### Required task:
Output every line below without omitting or altering anything.

### Provided records:

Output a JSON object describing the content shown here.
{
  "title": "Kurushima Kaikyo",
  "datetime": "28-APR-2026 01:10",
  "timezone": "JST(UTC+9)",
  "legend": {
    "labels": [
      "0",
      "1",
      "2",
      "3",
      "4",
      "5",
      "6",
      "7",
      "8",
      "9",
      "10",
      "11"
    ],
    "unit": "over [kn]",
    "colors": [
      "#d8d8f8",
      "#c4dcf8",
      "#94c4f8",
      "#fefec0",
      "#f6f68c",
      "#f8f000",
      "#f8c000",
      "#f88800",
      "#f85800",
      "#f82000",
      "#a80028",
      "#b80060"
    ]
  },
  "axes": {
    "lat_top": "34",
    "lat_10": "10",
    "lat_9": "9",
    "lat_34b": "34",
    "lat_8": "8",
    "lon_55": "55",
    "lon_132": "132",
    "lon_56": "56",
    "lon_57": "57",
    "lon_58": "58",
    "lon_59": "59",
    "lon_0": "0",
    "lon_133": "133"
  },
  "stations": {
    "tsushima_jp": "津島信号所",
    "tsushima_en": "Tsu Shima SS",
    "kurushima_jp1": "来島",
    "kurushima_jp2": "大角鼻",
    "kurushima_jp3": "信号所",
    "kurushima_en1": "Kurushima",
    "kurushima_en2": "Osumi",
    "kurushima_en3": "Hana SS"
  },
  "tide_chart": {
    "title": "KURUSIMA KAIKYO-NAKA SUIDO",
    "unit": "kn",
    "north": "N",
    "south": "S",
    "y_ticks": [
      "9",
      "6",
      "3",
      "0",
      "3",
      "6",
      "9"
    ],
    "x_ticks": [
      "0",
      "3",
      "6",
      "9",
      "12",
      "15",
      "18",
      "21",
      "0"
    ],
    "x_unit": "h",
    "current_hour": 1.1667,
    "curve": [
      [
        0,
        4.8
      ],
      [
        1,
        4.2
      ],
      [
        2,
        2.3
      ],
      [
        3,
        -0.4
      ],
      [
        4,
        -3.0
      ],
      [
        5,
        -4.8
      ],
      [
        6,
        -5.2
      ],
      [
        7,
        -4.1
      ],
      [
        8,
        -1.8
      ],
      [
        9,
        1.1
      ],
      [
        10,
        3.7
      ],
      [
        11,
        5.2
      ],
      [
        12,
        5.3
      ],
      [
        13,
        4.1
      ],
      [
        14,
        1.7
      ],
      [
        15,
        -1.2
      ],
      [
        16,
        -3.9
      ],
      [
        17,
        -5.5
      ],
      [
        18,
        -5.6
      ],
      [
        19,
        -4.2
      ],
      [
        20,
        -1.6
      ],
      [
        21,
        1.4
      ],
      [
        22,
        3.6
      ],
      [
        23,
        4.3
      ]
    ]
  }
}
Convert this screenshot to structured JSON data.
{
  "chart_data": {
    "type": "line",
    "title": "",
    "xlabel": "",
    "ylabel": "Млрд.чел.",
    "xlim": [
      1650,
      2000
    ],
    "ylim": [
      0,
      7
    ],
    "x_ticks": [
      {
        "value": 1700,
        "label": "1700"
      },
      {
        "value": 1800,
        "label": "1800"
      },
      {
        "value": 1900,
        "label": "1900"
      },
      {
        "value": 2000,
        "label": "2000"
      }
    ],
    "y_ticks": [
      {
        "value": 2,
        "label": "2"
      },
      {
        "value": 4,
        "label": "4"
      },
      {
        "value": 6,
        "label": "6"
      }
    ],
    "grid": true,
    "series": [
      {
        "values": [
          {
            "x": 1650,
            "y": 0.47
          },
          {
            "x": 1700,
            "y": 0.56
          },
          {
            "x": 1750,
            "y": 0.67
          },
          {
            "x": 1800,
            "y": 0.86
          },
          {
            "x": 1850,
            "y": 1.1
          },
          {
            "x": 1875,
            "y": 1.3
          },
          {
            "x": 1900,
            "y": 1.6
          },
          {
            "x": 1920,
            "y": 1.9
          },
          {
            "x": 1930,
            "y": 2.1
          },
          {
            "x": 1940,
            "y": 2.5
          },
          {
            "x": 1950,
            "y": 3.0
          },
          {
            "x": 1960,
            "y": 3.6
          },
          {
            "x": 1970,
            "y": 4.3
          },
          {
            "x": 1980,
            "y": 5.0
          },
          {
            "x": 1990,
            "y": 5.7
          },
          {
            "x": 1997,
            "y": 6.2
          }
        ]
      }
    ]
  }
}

### Correct answer:
Output a JSON object describing the content shown here.
{
  "title": "Kurushima Kaikyo",
  "datetime": "28-APR-2026 01:10",
  "timezone": "JST(UTC+9)",
  "legend": {
    "labels": [
      "0",
      "1",
      "2",
      "3",
      "4",
      "5",
      "6",
      "7",
      "8",
      "9",
      "10",
      "11"
    ],
    "unit": "over [kn]",
    "colors": [
      "#d8d8f8",
      "#c4dcf8",
      "#94c4f8",
      "#fefec0",
      "#f6f68c",
      "#f8f000",
      "#f8c000",
      "#f88800",
      "#f85800",
      "#f82000",
      "#a80028",
      "#b80060"
    ]
  },
  "axes": {
    "lat_top": "34",
    "lat_10": "10",
    "lat_9": "9",
    "lat_34b": "34",
    "lat_8": "8",
    "lon_55": "55",
    "lon_132": "132",
    "lon_56": "56",
    "lon_57": "57",
    "lon_58": "58",
    "lon_59": "59",
    "lon_0": "0",
    "lon_133": "133"
  },
  "stations": {
    "tsushima_jp": "津島信号所",
    "tsushima_en": "Tsu Shima SS",
    "kurushima_jp1": "来島",
    "kurushima_jp2": "大角鼻",
    "kurushima_jp3": "信号所",
    "kurushima_en1": "Kurushima",
    "kurushima_en2": "Osumi",
    "kurushima_en3": "Hana SS"
  },
  "tide_chart": {
    "title": "KURUSIMA KAIKYO-NAKA SUIDO",
    "unit": "kn",
    "north": "N",
    "south": "S",
    "y_ticks": [
      "9",
      "6",
      "3",
      "0",
      "3",
      "6",
      "9"
    ],
    "x_ticks": [
      "0",
      "3",
      "6",
      "9",
      "12",
      "15",
      "18",
      "21",
      "0"
    ],
    "x_unit": "h",
    "current_hour": 1.1667,
    "curve": [
      [
        0,
        4.8
      ],
      [
        1,
        4.2
      ],
      [
        2,
        2.3
      ],
      [
        3,
        -0.4
      ],
      [
        4,
        -3.0
      ],
      [
        5,
        -4.8
      ],
      [
        6,
        -5.2
      ],
      [
        7,
        -4.1
      ],
      [
        8,
        -1.8
      ],
      [
        9,
        1.1
      ],
      [
        10,
        3.7
      ],
      [
        11,
        5.2
      ],
      [
        12,
        5.3
      ],
      [
        13,
        4.1
      ],
      [
        14,
        1.7
      ],
      [
        15,
        -1.2
      ],
      [
        16,
        -3.9
      ],
      [
        17,
        -5.5
      ],
      [
        18,
        -5.6
      ],
      [
        19,
        -4.2
      ],
      [
        20,
        -1.6
      ],
      [
        21,
        1.4
      ],
      [
        22,
        3.6
      ],
      [
        23,
        4.3
      ]
    ]
  }
}
Convert this screenshot to structured JSON data.
{
  "chart_data": {
    "type": "line",
    "title": "",
    "xlabel": "",
    "ylabel": "Млрд.чел.",
    "xlim": [
      1650,
      2000
    ],
    "ylim": [
      0,
      7
    ],
    "x_ticks": [
      {
        "value": 1700,
        "label": "1700"
      },
      {
        "value": 1800,
        "label": "1800"
      },
      {
        "value": 1900,
        "label": "1900"
      },
      {
        "value": 2000,
        "label": "2000"
      }
    ],
    "y_ticks": [
      {
        "value": 2,
        "label": "2"
      },
      {
        "value": 4,
        "label": "4"
      },
      {
        "value": 6,
        "label": "6"
      }
    ],
    "grid": true,
    "series": [
      {
        "values": [
          {
            "x": 1650,
            "y": 0.47
          },
          {
            "x": 1700,
            "y": 0.56
          },
          {
            "x": 1750,
            "y": 0.67
          },
          {
            "x": 1800,
            "y": 0.86
          },
          {
            "x": 1850,
            "y": 1.1
          },
          {
            "x": 1875,
            "y": 1.3
          },
          {
            "x": 1900,
            "y": 1.6
          },
          {
            "x": 1920,
            "y": 1.9
          },
          {
            "x": 1930,
            "y": 2.1
          },
          {
            "x": 1940,
            "y": 2.5
          },
          {
            "x": 1950,
            "y": 3.0
          },
          {
            "x": 1960,
            "y": 3.6
          },
          {
            "x": 1970,
            "y": 4.3
          },
          {
            "x": 1980,
            "y": 5.0
          },
          {
            "x": 1990,
            "y": 5.7
          },
          {
            "x": 1997,
            "y": 6.2
          }
        ]
      }
    ]
  }
}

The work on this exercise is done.